_Document section:_
Basically he jumps on you because he is bored and looking for entertainment. . He knows you can't ignore him if he jumps on you, so this is a good way of getting your attention. 

I agree it must be very hard not to react when you are in agony from his claws digging in you But if you can just put him down and ignore him when he does this it will be better, or he will always do it. 

When he gives you the clear message he's bored and wants a game, take him off you and ignore him for 15 minutes. Then start a vigorous game with a rod toy with him. 

As time goes on you will be able to prevent the attacks by reading his body language and immediately getting out a toy and giving him your 100% attention for as long as possible. 

One kitten on their own will not amuse himself, so you need lots of interactive toys such as rod toys like Flying Frenzy, Da Bird, also a Laser light, and ping pong balls you throw for him. And plenty of places for him to climb, e.g. high shelves. 

If you have stairs, play with him on the stairs using a rod toy, you stand half way up and wave the rod toy to and fro so he has to run up and down the stairs. He will use a lot of energy this way.


----------



## Soozi (Jun 28, 2013)

chillminx said:


> Delilah, your cats sounds intelligent and full of energy. Playing with him for only an hour a day in 15 minute sessions is not enough I'm afraid. My 2 kittens are 10 mths old and up until a couple of weeks ago my OH and me played with them for up to 4 hours a day (with us taking turns). Now the kits are a bit less manic as they are older we play with them at least 2 hrs a day, an hour or so at a time.
> 
> They also have an enriched environment in the house (they don't yet go out), and we move things around every few weeks so there are lots of things for them to explore and investigate.
> 
> ...


Good advice Chillminx! the only thing is that I think Sushi is mildly Asthmatic so long vigorous play sessions might be a bit much for him! I'm sure Delilah will advise about that though!


----------



## chillminx (Nov 22, 2010)

Yes, you have a point Soozi But I hope that Delilah, from knowing him, will be able to tell when his breathing is becoming compromised.

_Problems and tasks:_
• 1. Please set down the part of the kitten play thread between "One kitten on" and "energy this way.", inclusive.
• 2. Extend the kitten play thread past its last post by writing the next part.

_Material shown:_

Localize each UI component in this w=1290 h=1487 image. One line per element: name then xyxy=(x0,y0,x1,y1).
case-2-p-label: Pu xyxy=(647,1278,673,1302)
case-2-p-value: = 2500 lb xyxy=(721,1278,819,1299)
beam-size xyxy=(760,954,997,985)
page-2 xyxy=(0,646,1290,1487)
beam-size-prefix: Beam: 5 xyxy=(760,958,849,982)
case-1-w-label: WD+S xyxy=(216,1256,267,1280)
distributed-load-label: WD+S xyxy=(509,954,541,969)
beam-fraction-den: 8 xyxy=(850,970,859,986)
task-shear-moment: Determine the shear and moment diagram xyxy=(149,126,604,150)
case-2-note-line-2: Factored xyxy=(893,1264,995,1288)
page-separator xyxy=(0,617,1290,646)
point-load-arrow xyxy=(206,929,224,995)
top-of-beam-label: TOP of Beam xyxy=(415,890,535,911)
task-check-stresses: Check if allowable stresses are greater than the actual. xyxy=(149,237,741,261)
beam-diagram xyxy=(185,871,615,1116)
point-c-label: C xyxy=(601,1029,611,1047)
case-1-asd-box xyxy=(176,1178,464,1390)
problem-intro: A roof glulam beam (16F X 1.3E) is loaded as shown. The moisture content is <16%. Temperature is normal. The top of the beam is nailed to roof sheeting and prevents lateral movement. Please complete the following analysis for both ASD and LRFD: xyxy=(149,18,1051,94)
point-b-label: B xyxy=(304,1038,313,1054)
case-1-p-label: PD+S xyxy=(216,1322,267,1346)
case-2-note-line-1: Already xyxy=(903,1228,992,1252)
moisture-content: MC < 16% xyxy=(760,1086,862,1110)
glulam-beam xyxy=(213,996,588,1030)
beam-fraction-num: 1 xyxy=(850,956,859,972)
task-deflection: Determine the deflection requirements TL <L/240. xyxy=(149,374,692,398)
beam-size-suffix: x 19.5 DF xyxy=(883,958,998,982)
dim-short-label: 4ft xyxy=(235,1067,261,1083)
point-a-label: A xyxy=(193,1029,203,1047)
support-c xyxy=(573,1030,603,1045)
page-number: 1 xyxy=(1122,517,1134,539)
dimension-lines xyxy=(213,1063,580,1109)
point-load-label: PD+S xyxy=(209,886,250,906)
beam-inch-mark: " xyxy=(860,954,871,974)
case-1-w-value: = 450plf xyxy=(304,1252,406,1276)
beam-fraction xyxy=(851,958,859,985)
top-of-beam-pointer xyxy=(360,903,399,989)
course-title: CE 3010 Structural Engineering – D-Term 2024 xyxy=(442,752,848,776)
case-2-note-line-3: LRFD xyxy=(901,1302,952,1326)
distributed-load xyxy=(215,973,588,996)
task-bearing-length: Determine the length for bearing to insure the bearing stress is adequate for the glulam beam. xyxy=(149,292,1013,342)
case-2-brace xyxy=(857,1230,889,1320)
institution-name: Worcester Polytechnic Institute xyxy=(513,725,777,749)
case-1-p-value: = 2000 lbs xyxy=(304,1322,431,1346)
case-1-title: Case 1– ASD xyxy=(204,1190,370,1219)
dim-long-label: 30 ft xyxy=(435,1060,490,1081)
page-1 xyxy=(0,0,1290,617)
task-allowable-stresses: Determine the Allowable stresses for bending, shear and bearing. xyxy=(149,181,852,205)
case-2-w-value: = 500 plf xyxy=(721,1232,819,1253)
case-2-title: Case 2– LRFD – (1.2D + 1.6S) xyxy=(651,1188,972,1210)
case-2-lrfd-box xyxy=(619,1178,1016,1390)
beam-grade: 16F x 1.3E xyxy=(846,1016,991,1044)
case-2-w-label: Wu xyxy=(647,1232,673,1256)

_Expected responses:_
• 1.
One kitten on their own will not amuse himself, so you need lots of interactive toys such as rod toys like Flying Frenzy, Da Bird, also a Laser light, and ping pong balls you throw for him. And plenty of places for him to climb, e.g. high shelves. 

If you have stairs, play with him on the stairs using a rod toy, you stand half way up and wave the rod toy to and fro so he has to run up and down the stairs. He will use a lot of energy this way.

• 2.
Also, giving 100% attention to playing with Sushi does not necessarily mean an hour of dashing about. There are less active games one can play e.g. one of my kittens loves the game where I hide a toy mouse under a big cushion and move it around, and she tries to find it. It does involve her pouncing but only little pounces and not all the time, as she also watches a lot.  It is a matter of being imaginative and inventing new variations of the same games all the time to keep kitty interested.


----------



## moggie14 (Sep 11, 2013)

My boys love the laser pen 
But I don't have to play with them that much because they play together - mad chasing around the house and they love their tunnel.

Perhaps Sushi would like a playmate?


----------



## chillminx (Nov 22, 2010)

moggie14 said:


> Perhaps Sushi would like a playmate?


I agree. The Shelter where I volunteer will not home a kitten on its own to a home where there are no other cats. Even if the potential adopters work from home or are retired. I think this is a good policy myself. A kitten needs a lot of company and playtime to help him become well socialised.


----------



## delilah90 (Mar 1, 2014)

Wow, thank you for the great responses!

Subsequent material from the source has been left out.